▸ Task details
Only lines that contain the word "también" belong in the answer; copy them from the records below.

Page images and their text
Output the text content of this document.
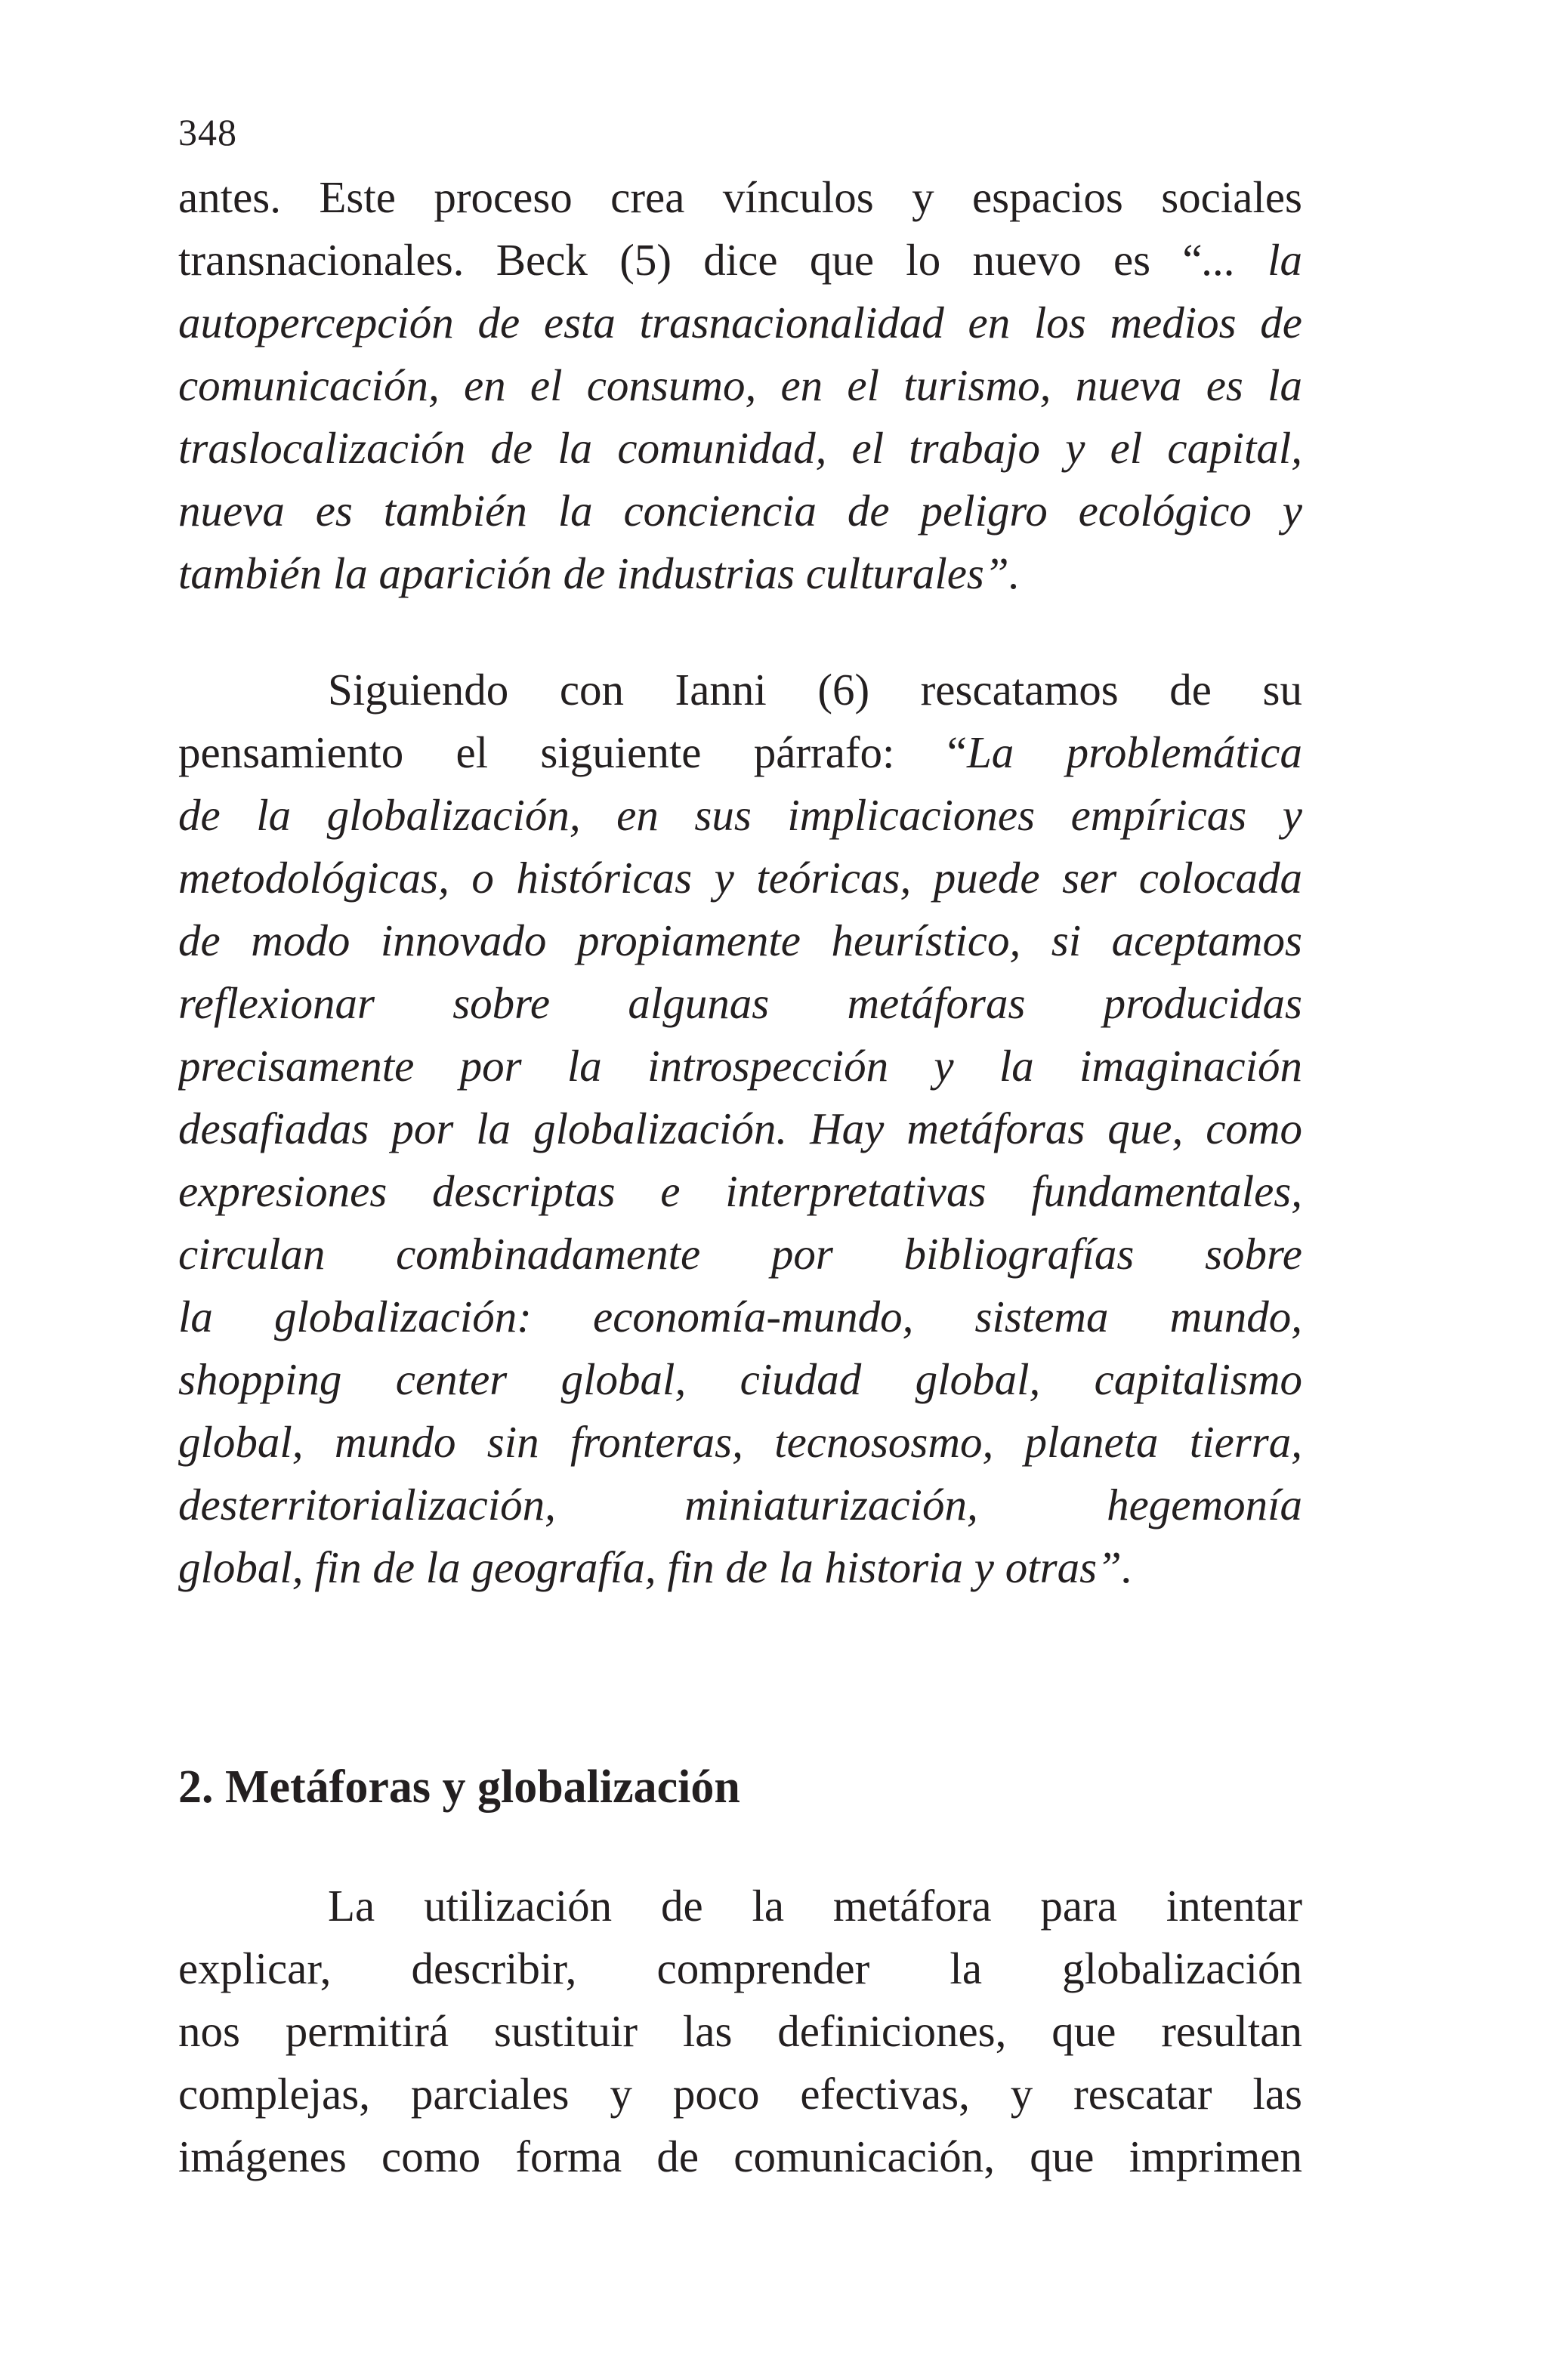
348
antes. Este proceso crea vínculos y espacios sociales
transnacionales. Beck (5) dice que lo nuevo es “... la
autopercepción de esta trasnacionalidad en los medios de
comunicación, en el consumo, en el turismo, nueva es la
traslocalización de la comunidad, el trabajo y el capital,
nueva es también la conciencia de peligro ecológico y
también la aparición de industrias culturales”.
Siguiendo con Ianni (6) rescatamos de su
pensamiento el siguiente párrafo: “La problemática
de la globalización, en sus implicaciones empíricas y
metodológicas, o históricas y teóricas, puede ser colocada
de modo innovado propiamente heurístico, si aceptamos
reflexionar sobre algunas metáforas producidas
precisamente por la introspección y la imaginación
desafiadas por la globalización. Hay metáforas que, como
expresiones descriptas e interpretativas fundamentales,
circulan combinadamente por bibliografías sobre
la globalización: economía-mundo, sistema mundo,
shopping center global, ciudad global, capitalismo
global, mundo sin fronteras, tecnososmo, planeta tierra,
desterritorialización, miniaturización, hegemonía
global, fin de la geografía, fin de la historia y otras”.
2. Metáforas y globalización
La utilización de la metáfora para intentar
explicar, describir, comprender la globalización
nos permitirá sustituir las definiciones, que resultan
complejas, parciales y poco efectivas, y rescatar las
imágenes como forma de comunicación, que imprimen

==

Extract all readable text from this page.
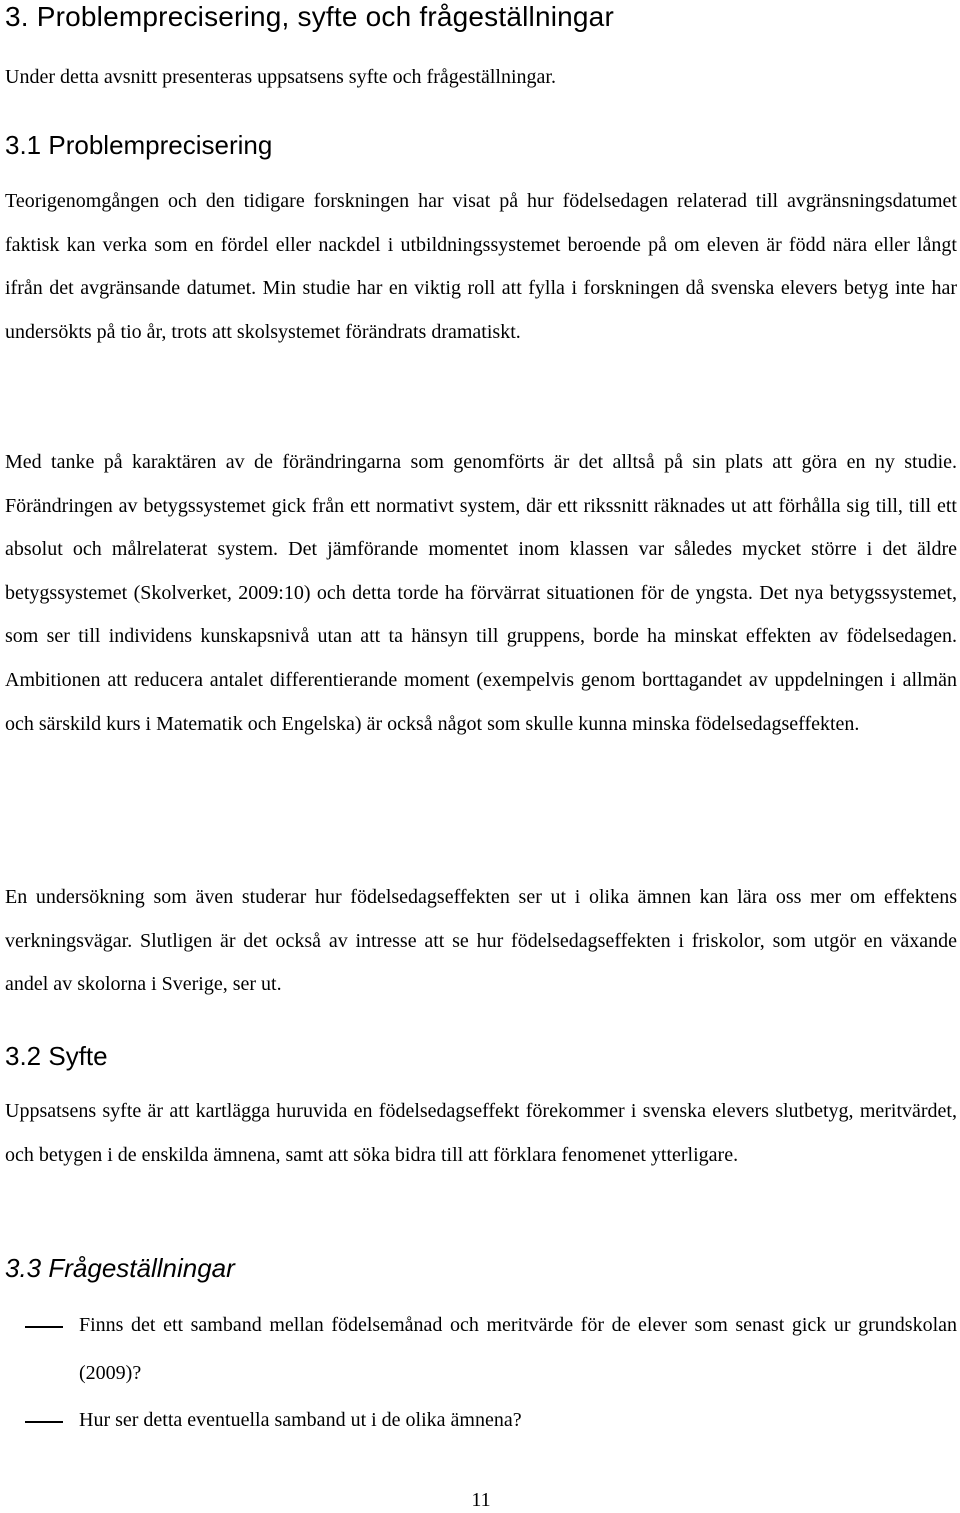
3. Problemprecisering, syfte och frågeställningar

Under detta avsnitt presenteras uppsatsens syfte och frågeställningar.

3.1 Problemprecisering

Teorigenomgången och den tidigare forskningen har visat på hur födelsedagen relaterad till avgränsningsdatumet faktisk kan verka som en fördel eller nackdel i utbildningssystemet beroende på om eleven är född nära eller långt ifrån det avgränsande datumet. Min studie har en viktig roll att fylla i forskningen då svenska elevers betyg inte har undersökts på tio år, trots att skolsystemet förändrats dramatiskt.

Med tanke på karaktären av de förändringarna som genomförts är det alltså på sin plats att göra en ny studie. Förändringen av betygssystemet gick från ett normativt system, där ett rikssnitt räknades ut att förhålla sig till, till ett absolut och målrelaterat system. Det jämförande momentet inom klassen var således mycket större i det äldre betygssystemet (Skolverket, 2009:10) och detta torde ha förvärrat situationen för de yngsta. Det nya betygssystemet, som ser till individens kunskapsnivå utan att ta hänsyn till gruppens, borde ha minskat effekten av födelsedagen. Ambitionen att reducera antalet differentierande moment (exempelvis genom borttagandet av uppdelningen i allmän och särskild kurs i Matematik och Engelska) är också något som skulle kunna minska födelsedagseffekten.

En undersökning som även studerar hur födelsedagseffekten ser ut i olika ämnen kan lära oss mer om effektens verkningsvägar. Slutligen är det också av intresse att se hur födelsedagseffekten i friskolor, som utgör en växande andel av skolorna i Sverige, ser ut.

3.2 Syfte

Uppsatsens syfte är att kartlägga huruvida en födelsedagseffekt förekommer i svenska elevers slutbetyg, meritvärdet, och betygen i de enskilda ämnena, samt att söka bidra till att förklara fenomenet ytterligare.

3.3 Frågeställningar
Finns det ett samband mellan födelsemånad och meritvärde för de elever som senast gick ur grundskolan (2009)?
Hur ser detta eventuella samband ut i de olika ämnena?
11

▸ Response for this exercise
nueva es también la conciencia de peligro ecológico y
también la aparición de industrias culturales”.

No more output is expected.